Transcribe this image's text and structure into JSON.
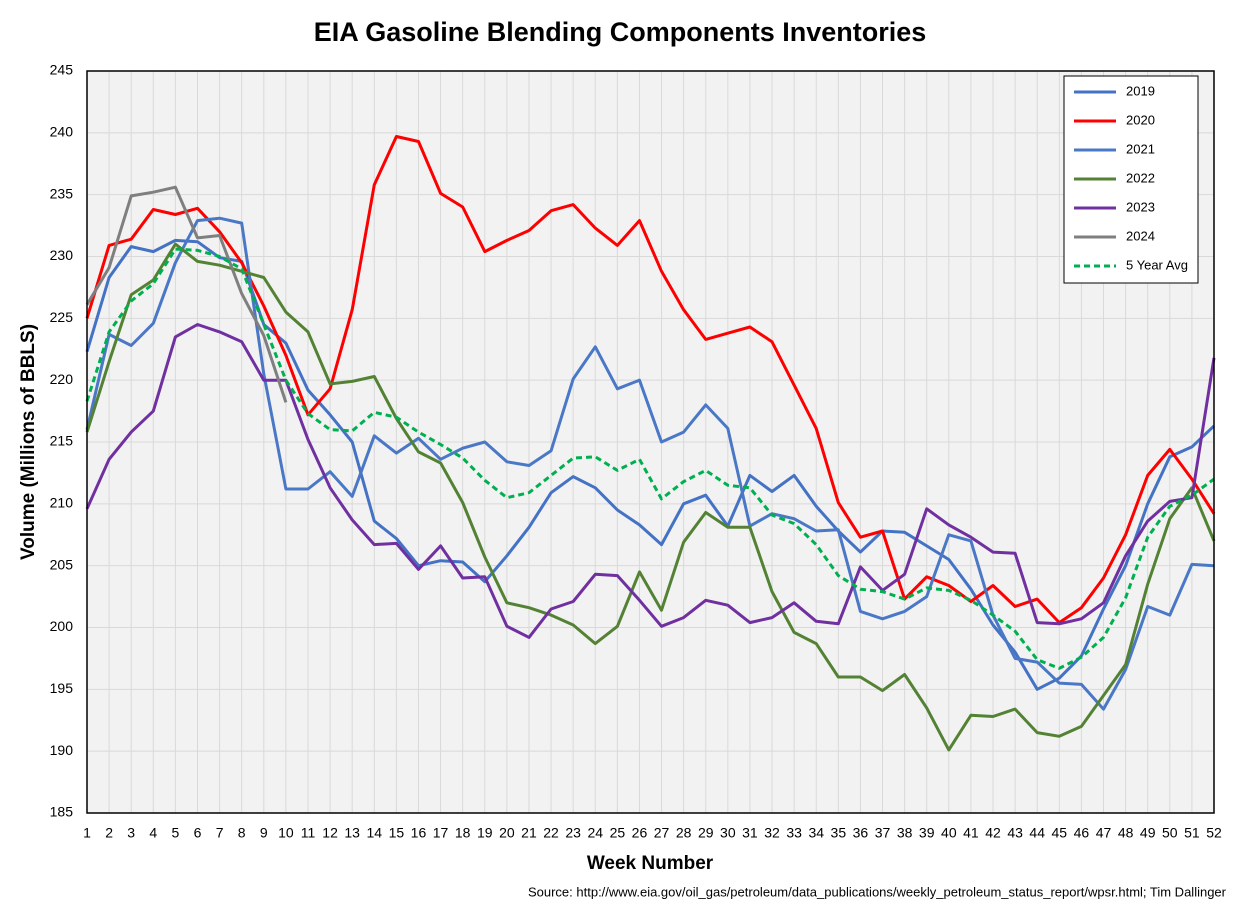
{
  "chart_data": {
    "type": "line",
    "title": "EIA Gasoline Blending Components Inventories",
    "xlabel": "Week Number",
    "ylabel": "Volume (Millions of BBLS)",
    "annotation": "Source: http://www.eia.gov/oil_gas/petroleum/data_publications/weekly_petroleum_status_report/wpsr.html; Tim Dallinger",
    "x": [
      1,
      2,
      3,
      4,
      5,
      6,
      7,
      8,
      9,
      10,
      11,
      12,
      13,
      14,
      15,
      16,
      17,
      18,
      19,
      20,
      21,
      22,
      23,
      24,
      25,
      26,
      27,
      28,
      29,
      30,
      31,
      32,
      33,
      34,
      35,
      36,
      37,
      38,
      39,
      40,
      41,
      42,
      43,
      44,
      45,
      46,
      47,
      48,
      49,
      50,
      51,
      52
    ],
    "xlim": [
      1,
      52
    ],
    "xticks": [
      1,
      2,
      3,
      4,
      5,
      6,
      7,
      8,
      9,
      10,
      11,
      12,
      13,
      14,
      15,
      16,
      17,
      18,
      19,
      20,
      21,
      22,
      23,
      24,
      25,
      26,
      27,
      28,
      29,
      30,
      31,
      32,
      33,
      34,
      35,
      36,
      37,
      38,
      39,
      40,
      41,
      42,
      43,
      44,
      45,
      46,
      47,
      48,
      49,
      50,
      51,
      52
    ],
    "ylim": [
      185,
      245
    ],
    "yticks": [
      185,
      190,
      195,
      200,
      205,
      210,
      215,
      220,
      225,
      230,
      235,
      240,
      245
    ],
    "grid": true,
    "legend": "upper right",
    "series": [
      {
        "name": "2019",
        "color": "#4472c4",
        "line_style": "solid",
        "values": [
          222.3,
          228.3,
          230.8,
          230.4,
          231.3,
          231.2,
          229.9,
          229.6,
          224.5,
          223,
          219.2,
          217.2,
          215,
          208.6,
          207.2,
          205,
          205.4,
          205.3,
          203.7,
          205.8,
          208.1,
          210.9,
          212.2,
          211.3,
          209.5,
          208.3,
          206.7,
          210,
          210.7,
          208.2,
          212.3,
          211,
          212.3,
          209.8,
          207.8,
          206.1,
          207.8,
          207.7,
          206.6,
          205.5,
          203.1,
          200.2,
          198,
          195,
          195.9,
          197.7,
          201.5,
          205,
          210,
          213.8,
          214.6,
          216.3
        ]
      },
      {
        "name": "2020",
        "color": "#ff0000",
        "line_style": "solid",
        "values": [
          225,
          230.9,
          231.4,
          233.8,
          233.4,
          233.9,
          232,
          229.5,
          226,
          222,
          217.2,
          219.3,
          225.7,
          235.8,
          239.7,
          239.3,
          235.1,
          234,
          230.4,
          231.3,
          232.1,
          233.7,
          234.2,
          232.3,
          230.9,
          232.9,
          228.8,
          225.7,
          223.3,
          223.8,
          224.3,
          223.1,
          219.6,
          216.1,
          210.1,
          207.3,
          207.8,
          202.3,
          204.1,
          203.4,
          202.1,
          203.4,
          201.7,
          202.3,
          200.4,
          201.6,
          204,
          207.5,
          212.3,
          214.4,
          212,
          209.2
        ]
      },
      {
        "name": "2021",
        "color": "#4a78c6",
        "line_style": "solid",
        "values": [
          216,
          223.7,
          222.8,
          224.6,
          229.5,
          232.9,
          233.1,
          232.7,
          220.5,
          211.2,
          211.2,
          212.6,
          210.6,
          215.5,
          214.1,
          215.3,
          213.6,
          214.5,
          215,
          213.4,
          213.1,
          214.3,
          220.1,
          222.7,
          219.3,
          220,
          215,
          215.8,
          218,
          216.1,
          208.2,
          209.2,
          208.8,
          207.8,
          207.9,
          201.3,
          200.7,
          201.3,
          202.5,
          207.5,
          207,
          201,
          197.5,
          197.2,
          195.5,
          195.4,
          193.4,
          196.6,
          201.7,
          201,
          205.1,
          205
        ]
      },
      {
        "name": "2022",
        "color": "#548235",
        "line_style": "solid",
        "values": [
          215.8,
          221.5,
          226.9,
          228.1,
          231,
          229.6,
          229.3,
          228.8,
          228.3,
          225.5,
          223.9,
          219.7,
          219.9,
          220.3,
          216.9,
          214.2,
          213.3,
          210.1,
          205.7,
          202,
          201.6,
          201,
          200.2,
          198.7,
          200.1,
          204.5,
          201.4,
          206.9,
          209.3,
          208.1,
          208.1,
          202.9,
          199.6,
          198.7,
          196,
          196,
          194.9,
          196.2,
          193.5,
          190.1,
          192.9,
          192.8,
          193.4,
          191.5,
          191.2,
          192,
          194.5,
          197,
          203.5,
          208.8,
          211.3,
          207
        ]
      },
      {
        "name": "2023",
        "color": "#7030a0",
        "line_style": "solid",
        "values": [
          209.6,
          213.6,
          215.8,
          217.5,
          223.5,
          224.5,
          223.9,
          223.1,
          220,
          220,
          215.2,
          211.3,
          208.7,
          206.7,
          206.8,
          204.7,
          206.6,
          204,
          204.1,
          200.1,
          199.2,
          201.5,
          202.1,
          204.3,
          204.2,
          202.2,
          200.1,
          200.8,
          202.2,
          201.8,
          200.4,
          200.8,
          202,
          200.5,
          200.3,
          204.9,
          203,
          204.3,
          209.6,
          208.3,
          207.3,
          206.1,
          206,
          200.4,
          200.3,
          200.7,
          202,
          205.8,
          208.6,
          210.2,
          210.5,
          221.8
        ]
      },
      {
        "name": "2024",
        "color": "#7f7f7f",
        "line_style": "solid",
        "values": [
          226.1,
          229.1,
          234.9,
          235.2,
          235.6,
          231.5,
          231.7,
          227,
          223.6,
          218.2,
          null,
          null,
          null,
          null,
          null,
          null,
          null,
          null,
          null,
          null,
          null,
          null,
          null,
          null,
          null,
          null,
          null,
          null,
          null,
          null,
          null,
          null,
          null,
          null,
          null,
          null,
          null,
          null,
          null,
          null,
          null,
          null,
          null,
          null,
          null,
          null,
          null,
          null,
          null,
          null,
          null,
          null
        ]
      },
      {
        "name": "5 Year Avg",
        "color": "#00b050",
        "line_style": "dashed",
        "values": [
          218.3,
          223.9,
          226.4,
          227.8,
          230.6,
          230.5,
          230,
          229,
          224.5,
          220,
          217.3,
          216,
          215.9,
          217.4,
          217,
          215.8,
          214.8,
          213.7,
          211.9,
          210.5,
          210.9,
          212.3,
          213.7,
          213.8,
          212.7,
          213.6,
          210.4,
          211.8,
          212.7,
          211.5,
          211.3,
          209.1,
          208.4,
          206.7,
          204.2,
          203.1,
          202.9,
          202.3,
          203.2,
          203,
          202.2,
          201,
          199.7,
          197.4,
          196.7,
          197.6,
          199.2,
          202.4,
          207.3,
          209.8,
          210.7,
          212
        ]
      }
    ]
  }
}
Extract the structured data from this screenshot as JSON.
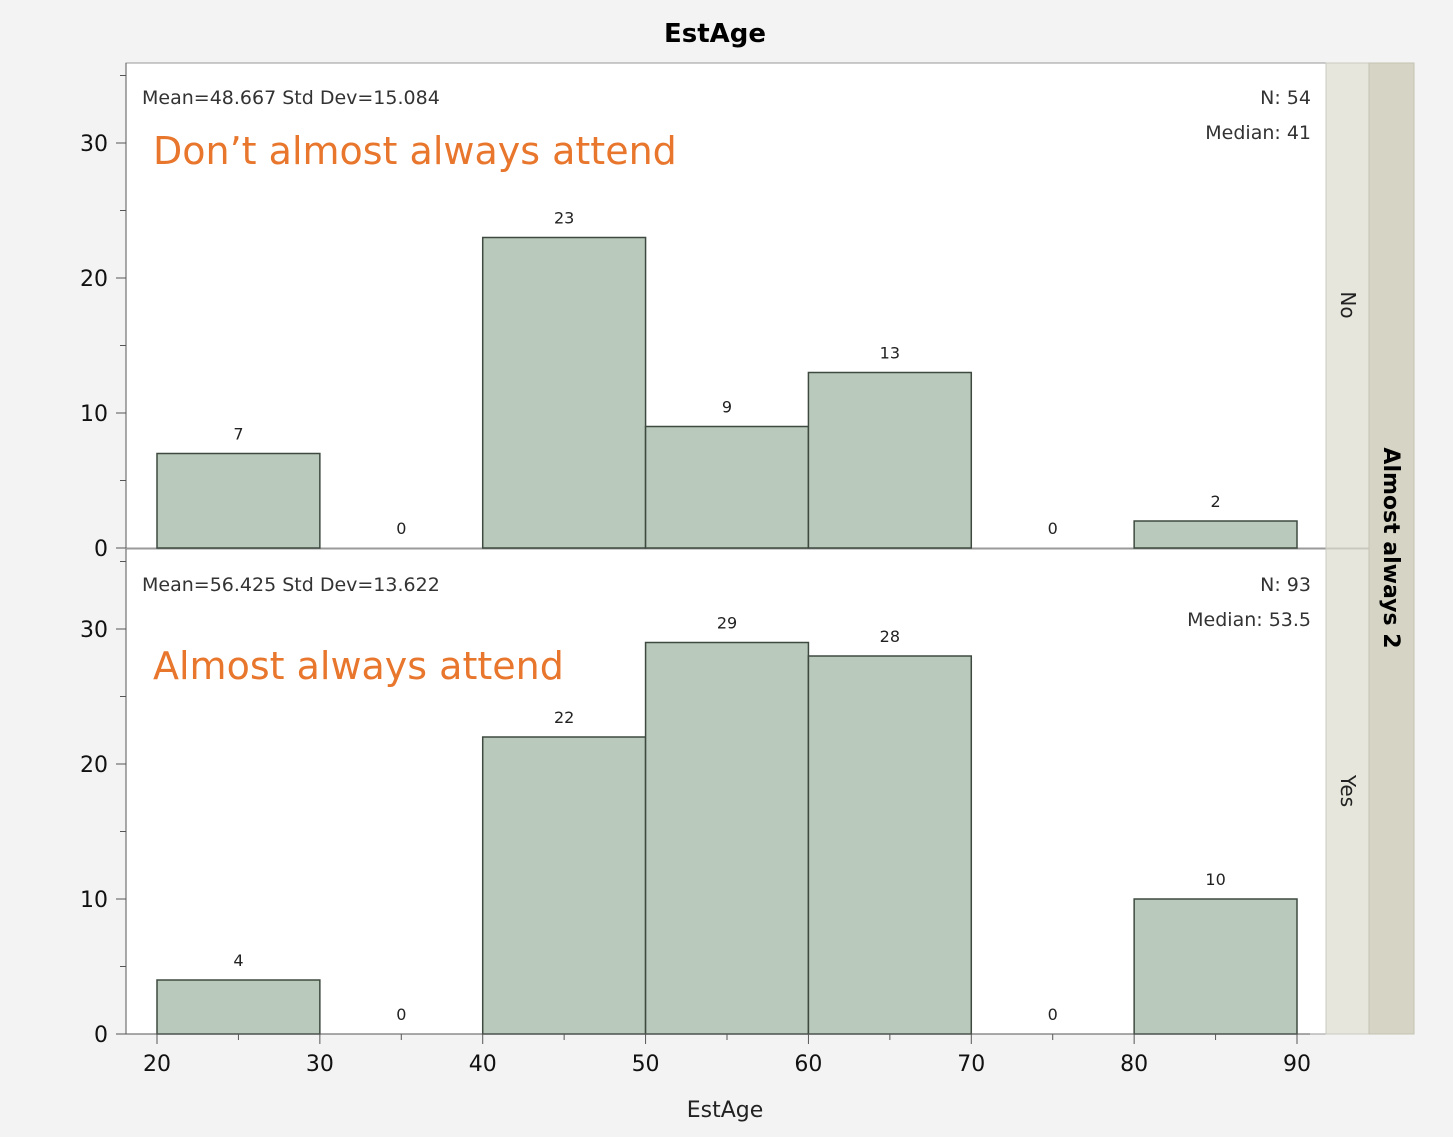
{
  "chart_data": {
    "type": "bar",
    "title": "EstAge",
    "xlabel": "EstAge",
    "ylabel": "",
    "group_label": "Almost always 2",
    "bin_edges": [
      20,
      30,
      40,
      50,
      60,
      70,
      80,
      90
    ],
    "x_ticks": [
      20,
      30,
      40,
      50,
      60,
      70,
      80,
      90
    ],
    "y_ticks": [
      0,
      10,
      20,
      30
    ],
    "ylim": [
      0,
      35
    ],
    "grid": false,
    "panels": [
      {
        "strip_label": "No",
        "annotation": "Don’t almost always attend",
        "stats_left": "Mean=48.667  Std Dev=15.084",
        "stats_n": "N: 54",
        "stats_median": "Median: 41",
        "values": [
          7,
          0,
          23,
          9,
          13,
          0,
          2
        ]
      },
      {
        "strip_label": "Yes",
        "annotation": "Almost always attend",
        "stats_left": "Mean=56.425  Std Dev=13.622",
        "stats_n": "N: 93",
        "stats_median": "Median: 53.5",
        "values": [
          4,
          0,
          22,
          29,
          28,
          0,
          10
        ]
      }
    ]
  }
}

■ PROBLEM DESCRIPTION:
Determine how many lines in the records contain "color", and reply with the number only.

■ CORRECT ANSWER:
7